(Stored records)
** START **

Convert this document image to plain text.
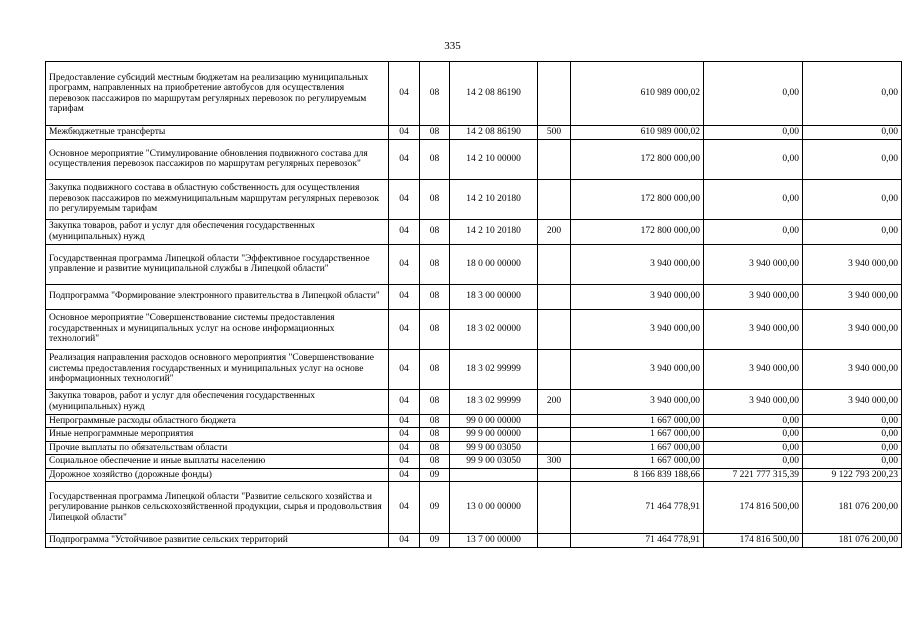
335
Предоставление субсидий местным бюджетам на реализацию муниципальных программ, направленных на приобретение автобусов для осуществления перевозок пассажиров по маршрутам регулярных перевозок по регулируемым тарифам	04	08	14 2 08 86190		610 989 000,02	0,00	0,00
Межбюджетные трансферты	04	08	14 2 08 86190	500	610 989 000,02	0,00	0,00
Основное мероприятие "Стимулирование обновления подвижного состава для осуществления перевозок пассажиров по маршрутам регулярных перевозок"	04	08	14 2 10 00000		172 800 000,00	0,00	0,00
Закупка подвижного состава в областную собственность для осуществления перевозок пассажиров по межмуниципальным маршрутам регулярных перевозок по регулируемым тарифам	04	08	14 2 10 20180		172 800 000,00	0,00	0,00
Закупка товаров, работ и услуг для обеспечения государственных (муниципальных) нужд	04	08	14 2 10 20180	200	172 800 000,00	0,00	0,00
Государственная программа Липецкой области "Эффективное государственное управление и развитие муниципальной службы в Липецкой области"	04	08	18 0 00 00000		3 940 000,00	3 940 000,00	3 940 000,00
Подпрограмма "Формирование электронного правительства в Липецкой области"	04	08	18 3 00 00000		3 940 000,00	3 940 000,00	3 940 000,00
Основное мероприятие "Совершенствование системы предоставления государственных и муниципальных услуг на основе информационных технологий"	04	08	18 3 02 00000		3 940 000,00	3 940 000,00	3 940 000,00
Реализация направления расходов основного мероприятия "Совершенствование системы предоставления государственных и муниципальных услуг на основе информационных технологий"	04	08	18 3 02 99999		3 940 000,00	3 940 000,00	3 940 000,00
Закупка товаров, работ и услуг для обеспечения государственных (муниципальных) нужд	04	08	18 3 02 99999	200	3 940 000,00	3 940 000,00	3 940 000,00
Непрограммные расходы областного бюджета	04	08	99 0 00 00000		1 667 000,00	0,00	0,00
Иные непрограммные мероприятия	04	08	99 9 00 00000		1 667 000,00	0,00	0,00
Прочие выплаты по обязательствам области	04	08	99 9 00 03050		1 667 000,00	0,00	0,00
Социальное обеспечение и иные выплаты населению	04	08	99 9 00 03050	300	1 667 000,00	0,00	0,00
Дорожное хозяйство (дорожные фонды)	04	09			8 166 839 188,66	7 221 777 315,39	9 122 793 200,23
Государственная программа Липецкой области "Развитие сельского хозяйства и регулирование рынков сельскохозяйственной продукции, сырья и продовольствия Липецкой области"	04	09	13 0 00 00000		71 464 778,91	174 816 500,00	181 076 200,00
Подпрограмма "Устойчивое развитие сельских территорий	04	09	13 7 00 00000		71 464 778,91	174 816 500,00	181 076 200,00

** END **

To be done: Transcribe each line above verbatim, with the pictures left out.

Solution below:
Convert this document image to plain text.
335
Предоставление субсидий местным бюджетам на реализацию муниципальных программ, направленных на приобретение автобусов для осуществления перевозок пассажиров по маршрутам регулярных перевозок по регулируемым тарифам	04	08	14 2 08 86190		610 989 000,02	0,00	0,00
Межбюджетные трансферты	04	08	14 2 08 86190	500	610 989 000,02	0,00	0,00
Основное мероприятие "Стимулирование обновления подвижного состава для осуществления перевозок пассажиров по маршрутам регулярных перевозок"	04	08	14 2 10 00000		172 800 000,00	0,00	0,00
Закупка подвижного состава в областную собственность для осуществления перевозок пассажиров по межмуниципальным маршрутам регулярных перевозок по регулируемым тарифам	04	08	14 2 10 20180		172 800 000,00	0,00	0,00
Закупка товаров, работ и услуг для обеспечения государственных (муниципальных) нужд	04	08	14 2 10 20180	200	172 800 000,00	0,00	0,00
Государственная программа Липецкой области "Эффективное государственное управление и развитие муниципальной службы в Липецкой области"	04	08	18 0 00 00000		3 940 000,00	3 940 000,00	3 940 000,00
Подпрограмма "Формирование электронного правительства в Липецкой области"	04	08	18 3 00 00000		3 940 000,00	3 940 000,00	3 940 000,00
Основное мероприятие "Совершенствование системы предоставления государственных и муниципальных услуг на основе информационных технологий"	04	08	18 3 02 00000		3 940 000,00	3 940 000,00	3 940 000,00
Реализация направления расходов основного мероприятия "Совершенствование системы предоставления государственных и муниципальных услуг на основе информационных технологий"	04	08	18 3 02 99999		3 940 000,00	3 940 000,00	3 940 000,00
Закупка товаров, работ и услуг для обеспечения государственных (муниципальных) нужд	04	08	18 3 02 99999	200	3 940 000,00	3 940 000,00	3 940 000,00
Непрограммные расходы областного бюджета	04	08	99 0 00 00000		1 667 000,00	0,00	0,00
Иные непрограммные мероприятия	04	08	99 9 00 00000		1 667 000,00	0,00	0,00
Прочие выплаты по обязательствам области	04	08	99 9 00 03050		1 667 000,00	0,00	0,00
Социальное обеспечение и иные выплаты населению	04	08	99 9 00 03050	300	1 667 000,00	0,00	0,00
Дорожное хозяйство (дорожные фонды)	04	09			8 166 839 188,66	7 221 777 315,39	9 122 793 200,23
Государственная программа Липецкой области "Развитие сельского хозяйства и регулирование рынков сельскохозяйственной продукции, сырья и продовольствия Липецкой области"	04	09	13 0 00 00000		71 464 778,91	174 816 500,00	181 076 200,00
Подпрограмма "Устойчивое развитие сельских территорий	04	09	13 7 00 00000		71 464 778,91	174 816 500,00	181 076 200,00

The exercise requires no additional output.